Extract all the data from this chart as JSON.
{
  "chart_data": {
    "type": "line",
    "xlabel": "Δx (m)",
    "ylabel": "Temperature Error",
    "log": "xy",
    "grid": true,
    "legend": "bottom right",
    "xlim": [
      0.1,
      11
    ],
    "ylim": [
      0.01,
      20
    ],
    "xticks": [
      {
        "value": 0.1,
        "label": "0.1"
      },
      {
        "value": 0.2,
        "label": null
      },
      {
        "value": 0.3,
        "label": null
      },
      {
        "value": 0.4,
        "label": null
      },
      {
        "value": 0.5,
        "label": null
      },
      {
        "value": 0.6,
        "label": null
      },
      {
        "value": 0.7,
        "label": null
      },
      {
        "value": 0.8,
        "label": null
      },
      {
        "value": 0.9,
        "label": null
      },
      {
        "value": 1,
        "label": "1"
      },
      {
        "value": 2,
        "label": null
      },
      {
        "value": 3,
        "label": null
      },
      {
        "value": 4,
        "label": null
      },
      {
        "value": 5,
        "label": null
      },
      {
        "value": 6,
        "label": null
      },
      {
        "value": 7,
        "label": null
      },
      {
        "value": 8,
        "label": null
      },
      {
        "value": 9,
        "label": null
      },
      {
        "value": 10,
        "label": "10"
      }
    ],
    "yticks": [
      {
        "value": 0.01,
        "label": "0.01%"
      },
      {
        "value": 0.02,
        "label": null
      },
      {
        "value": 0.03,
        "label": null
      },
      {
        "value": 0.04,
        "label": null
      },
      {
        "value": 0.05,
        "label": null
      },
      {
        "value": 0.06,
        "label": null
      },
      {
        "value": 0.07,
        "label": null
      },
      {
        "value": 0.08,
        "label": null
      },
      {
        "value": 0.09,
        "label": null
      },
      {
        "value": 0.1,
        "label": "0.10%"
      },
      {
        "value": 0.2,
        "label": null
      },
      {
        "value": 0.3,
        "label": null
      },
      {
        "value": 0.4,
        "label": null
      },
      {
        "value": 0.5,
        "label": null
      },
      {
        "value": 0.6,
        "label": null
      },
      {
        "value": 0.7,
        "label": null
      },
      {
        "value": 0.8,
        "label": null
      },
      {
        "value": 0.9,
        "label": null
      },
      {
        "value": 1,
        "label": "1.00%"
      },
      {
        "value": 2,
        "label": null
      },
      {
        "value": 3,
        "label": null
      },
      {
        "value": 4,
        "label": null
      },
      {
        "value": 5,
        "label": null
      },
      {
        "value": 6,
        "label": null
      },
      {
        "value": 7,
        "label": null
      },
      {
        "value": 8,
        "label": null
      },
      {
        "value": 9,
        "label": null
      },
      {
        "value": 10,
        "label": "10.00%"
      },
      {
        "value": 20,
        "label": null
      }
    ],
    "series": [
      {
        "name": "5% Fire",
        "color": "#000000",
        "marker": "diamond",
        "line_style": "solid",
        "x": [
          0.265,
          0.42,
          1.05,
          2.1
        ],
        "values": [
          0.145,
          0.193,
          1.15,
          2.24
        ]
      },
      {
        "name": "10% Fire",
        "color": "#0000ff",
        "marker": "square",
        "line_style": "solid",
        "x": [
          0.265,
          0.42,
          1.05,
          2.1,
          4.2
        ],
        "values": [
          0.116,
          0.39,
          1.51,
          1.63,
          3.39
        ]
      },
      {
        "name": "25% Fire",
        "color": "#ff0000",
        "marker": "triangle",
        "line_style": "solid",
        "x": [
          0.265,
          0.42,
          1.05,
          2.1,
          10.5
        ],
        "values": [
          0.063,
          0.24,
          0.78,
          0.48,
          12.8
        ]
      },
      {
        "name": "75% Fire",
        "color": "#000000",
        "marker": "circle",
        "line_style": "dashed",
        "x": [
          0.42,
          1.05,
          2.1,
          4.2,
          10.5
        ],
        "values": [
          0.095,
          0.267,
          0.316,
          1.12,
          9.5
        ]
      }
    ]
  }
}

● **EXERCISE DETAILS**: Repeat the records above exactly as they appear.

● **TASK OUTPUT**:
Extract all the data from this chart as JSON.
{
  "chart_data": {
    "type": "line",
    "xlabel": "Δx (m)",
    "ylabel": "Temperature Error",
    "log": "xy",
    "grid": true,
    "legend": "bottom right",
    "xlim": [
      0.1,
      11
    ],
    "ylim": [
      0.01,
      20
    ],
    "xticks": [
      {
        "value": 0.1,
        "label": "0.1"
      },
      {
        "value": 0.2,
        "label": null
      },
      {
        "value": 0.3,
        "label": null
      },
      {
        "value": 0.4,
        "label": null
      },
      {
        "value": 0.5,
        "label": null
      },
      {
        "value": 0.6,
        "label": null
      },
      {
        "value": 0.7,
        "label": null
      },
      {
        "value": 0.8,
        "label": null
      },
      {
        "value": 0.9,
        "label": null
      },
      {
        "value": 1,
        "label": "1"
      },
      {
        "value": 2,
        "label": null
      },
      {
        "value": 3,
        "label": null
      },
      {
        "value": 4,
        "label": null
      },
      {
        "value": 5,
        "label": null
      },
      {
        "value": 6,
        "label": null
      },
      {
        "value": 7,
        "label": null
      },
      {
        "value": 8,
        "label": null
      },
      {
        "value": 9,
        "label": null
      },
      {
        "value": 10,
        "label": "10"
      }
    ],
    "yticks": [
      {
        "value": 0.01,
        "label": "0.01%"
      },
      {
        "value": 0.02,
        "label": null
      },
      {
        "value": 0.03,
        "label": null
      },
      {
        "value": 0.04,
        "label": null
      },
      {
        "value": 0.05,
        "label": null
      },
      {
        "value": 0.06,
        "label": null
      },
      {
        "value": 0.07,
        "label": null
      },
      {
        "value": 0.08,
        "label": null
      },
      {
        "value": 0.09,
        "label": null
      },
      {
        "value": 0.1,
        "label": "0.10%"
      },
      {
        "value": 0.2,
        "label": null
      },
      {
        "value": 0.3,
        "label": null
      },
      {
        "value": 0.4,
        "label": null
      },
      {
        "value": 0.5,
        "label": null
      },
      {
        "value": 0.6,
        "label": null
      },
      {
        "value": 0.7,
        "label": null
      },
      {
        "value": 0.8,
        "label": null
      },
      {
        "value": 0.9,
        "label": null
      },
      {
        "value": 1,
        "label": "1.00%"
      },
      {
        "value": 2,
        "label": null
      },
      {
        "value": 3,
        "label": null
      },
      {
        "value": 4,
        "label": null
      },
      {
        "value": 5,
        "label": null
      },
      {
        "value": 6,
        "label": null
      },
      {
        "value": 7,
        "label": null
      },
      {
        "value": 8,
        "label": null
      },
      {
        "value": 9,
        "label": null
      },
      {
        "value": 10,
        "label": "10.00%"
      },
      {
        "value": 20,
        "label": null
      }
    ],
    "series": [
      {
        "name": "5% Fire",
        "color": "#000000",
        "marker": "diamond",
        "line_style": "solid",
        "x": [
          0.265,
          0.42,
          1.05,
          2.1
        ],
        "values": [
          0.145,
          0.193,
          1.15,
          2.24
        ]
      },
      {
        "name": "10% Fire",
        "color": "#0000ff",
        "marker": "square",
        "line_style": "solid",
        "x": [
          0.265,
          0.42,
          1.05,
          2.1,
          4.2
        ],
        "values": [
          0.116,
          0.39,
          1.51,
          1.63,
          3.39
        ]
      },
      {
        "name": "25% Fire",
        "color": "#ff0000",
        "marker": "triangle",
        "line_style": "solid",
        "x": [
          0.265,
          0.42,
          1.05,
          2.1,
          10.5
        ],
        "values": [
          0.063,
          0.24,
          0.78,
          0.48,
          12.8
        ]
      },
      {
        "name": "75% Fire",
        "color": "#000000",
        "marker": "circle",
        "line_style": "dashed",
        "x": [
          0.42,
          1.05,
          2.1,
          4.2,
          10.5
        ],
        "values": [
          0.095,
          0.267,
          0.316,
          1.12,
          9.5
        ]
      }
    ]
  }
}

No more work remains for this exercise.